### Problem statement
Copy each line exactly. Drop every picture.

****

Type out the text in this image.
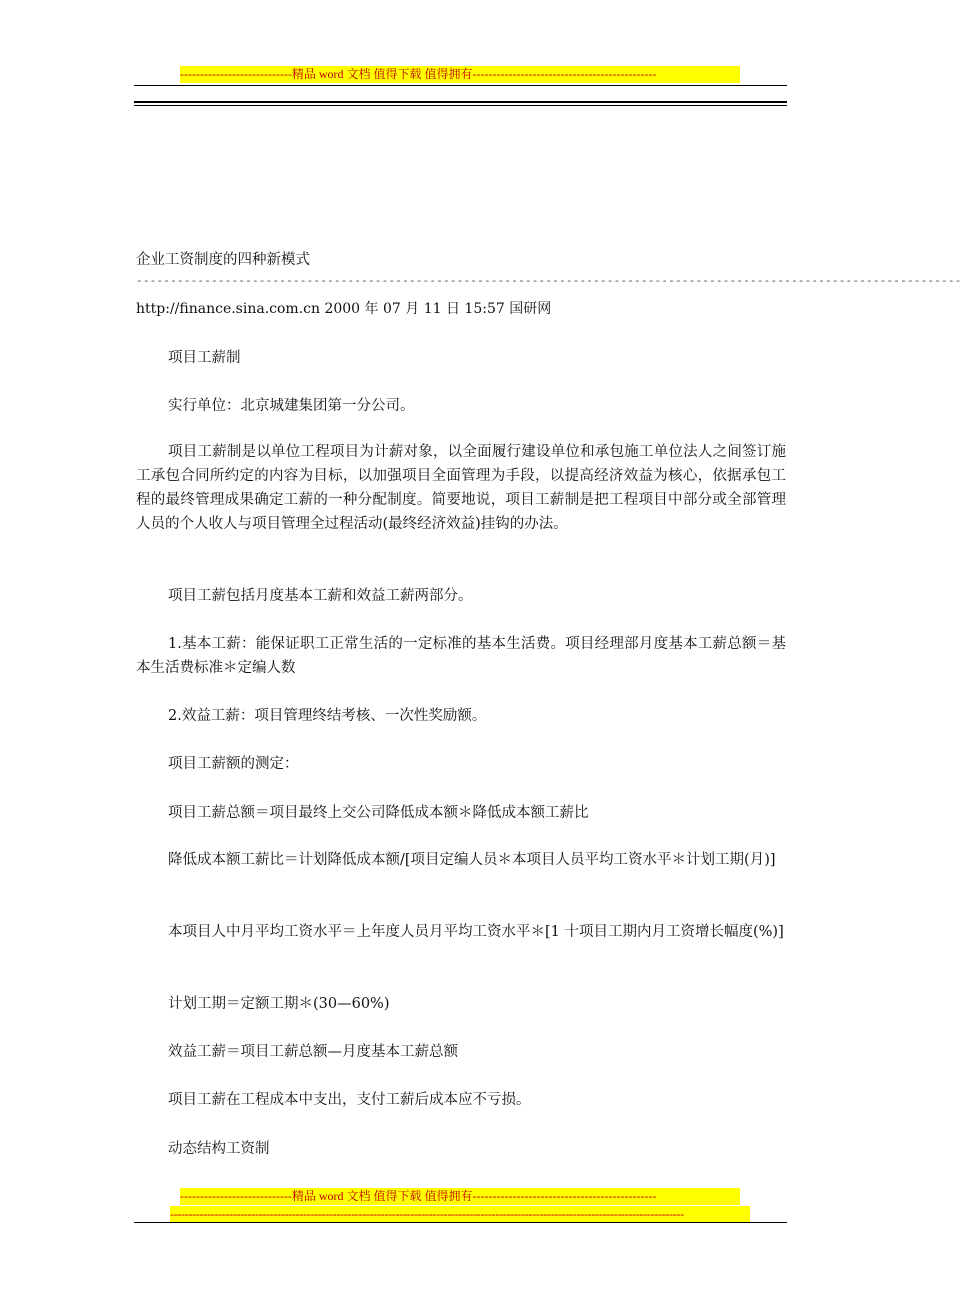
----------------------------精品 word 文档 值得下载 值得拥有----------------------------------------------
企业工资制度的四种新模式
-------------------------------------------------------------------------------------------------------------------------
http://finance.sina.com.cn 2000 年 07 月 11 日 15:57 国研网

项目工薪制

实行单位：北京城建集团第一分公司。

项目工薪制是以单位工程项目为计薪对象，以全面履行建设单位和承包施工单位法人之间签订施工承包合同所约定的内容为目标，以加强项目全面管理为手段，以提高经济效益为核心，依据承包工程的最终管理成果确定工薪的一种分配制度。简要地说，项目工薪制是把工程项目中部分或全部管理人员的个人收人与项目管理全过程活动(最终经济效益)挂钩的办法。

项目工薪包括月度基本工薪和效益工薪两部分。

1.基本工薪：能保证职工正常生活的一定标准的基本生活费。项目经理部月度基本工薪总额＝基本生活费标准＊定编人数

2.效益工薪：项目管理终结考核、一次性奖励额。

项目工薪额的测定：

项目工薪总额＝项目最终上交公司降低成本额＊降低成本额工薪比

降低成本额工薪比＝计划降低成本额/[项目定编人员＊本项目人员平均工资水平＊计划工期(月)]

本项目人中月平均工资水平＝上年度人员月平均工资水平＊[1 十项目工期内月工资增长幅度(%)]

计划工期＝定额工期＊(30—60%)

效益工薪＝项目工薪总额—月度基本工薪总额

项目工薪在工程成本中支出，支付工薪后成本应不亏损。

动态结构工资制

----------------------------精品 word 文档 值得下载 值得拥有----------------------------------------------
-------------------------------------------------------------------------------------------------------------------------------------------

****

### The completed task
Type out the text in this image.
----------------------------精品 word 文档 值得下载 值得拥有----------------------------------------------
企业工资制度的四种新模式
-------------------------------------------------------------------------------------------------------------------------
http://finance.sina.com.cn 2000 年 07 月 11 日 15:57 国研网

项目工薪制

实行单位：北京城建集团第一分公司。

项目工薪制是以单位工程项目为计薪对象，以全面履行建设单位和承包施工单位法人之间签订施工承包合同所约定的内容为目标，以加强项目全面管理为手段，以提高经济效益为核心，依据承包工程的最终管理成果确定工薪的一种分配制度。简要地说，项目工薪制是把工程项目中部分或全部管理人员的个人收人与项目管理全过程活动(最终经济效益)挂钩的办法。

项目工薪包括月度基本工薪和效益工薪两部分。

1.基本工薪：能保证职工正常生活的一定标准的基本生活费。项目经理部月度基本工薪总额＝基本生活费标准＊定编人数

2.效益工薪：项目管理终结考核、一次性奖励额。

项目工薪额的测定：

项目工薪总额＝项目最终上交公司降低成本额＊降低成本额工薪比

降低成本额工薪比＝计划降低成本额/[项目定编人员＊本项目人员平均工资水平＊计划工期(月)]

本项目人中月平均工资水平＝上年度人员月平均工资水平＊[1 十项目工期内月工资增长幅度(%)]

计划工期＝定额工期＊(30—60%)

效益工薪＝项目工薪总额—月度基本工薪总额

项目工薪在工程成本中支出，支付工薪后成本应不亏损。

动态结构工资制

----------------------------精品 word 文档 值得下载 值得拥有----------------------------------------------
-------------------------------------------------------------------------------------------------------------------------------------------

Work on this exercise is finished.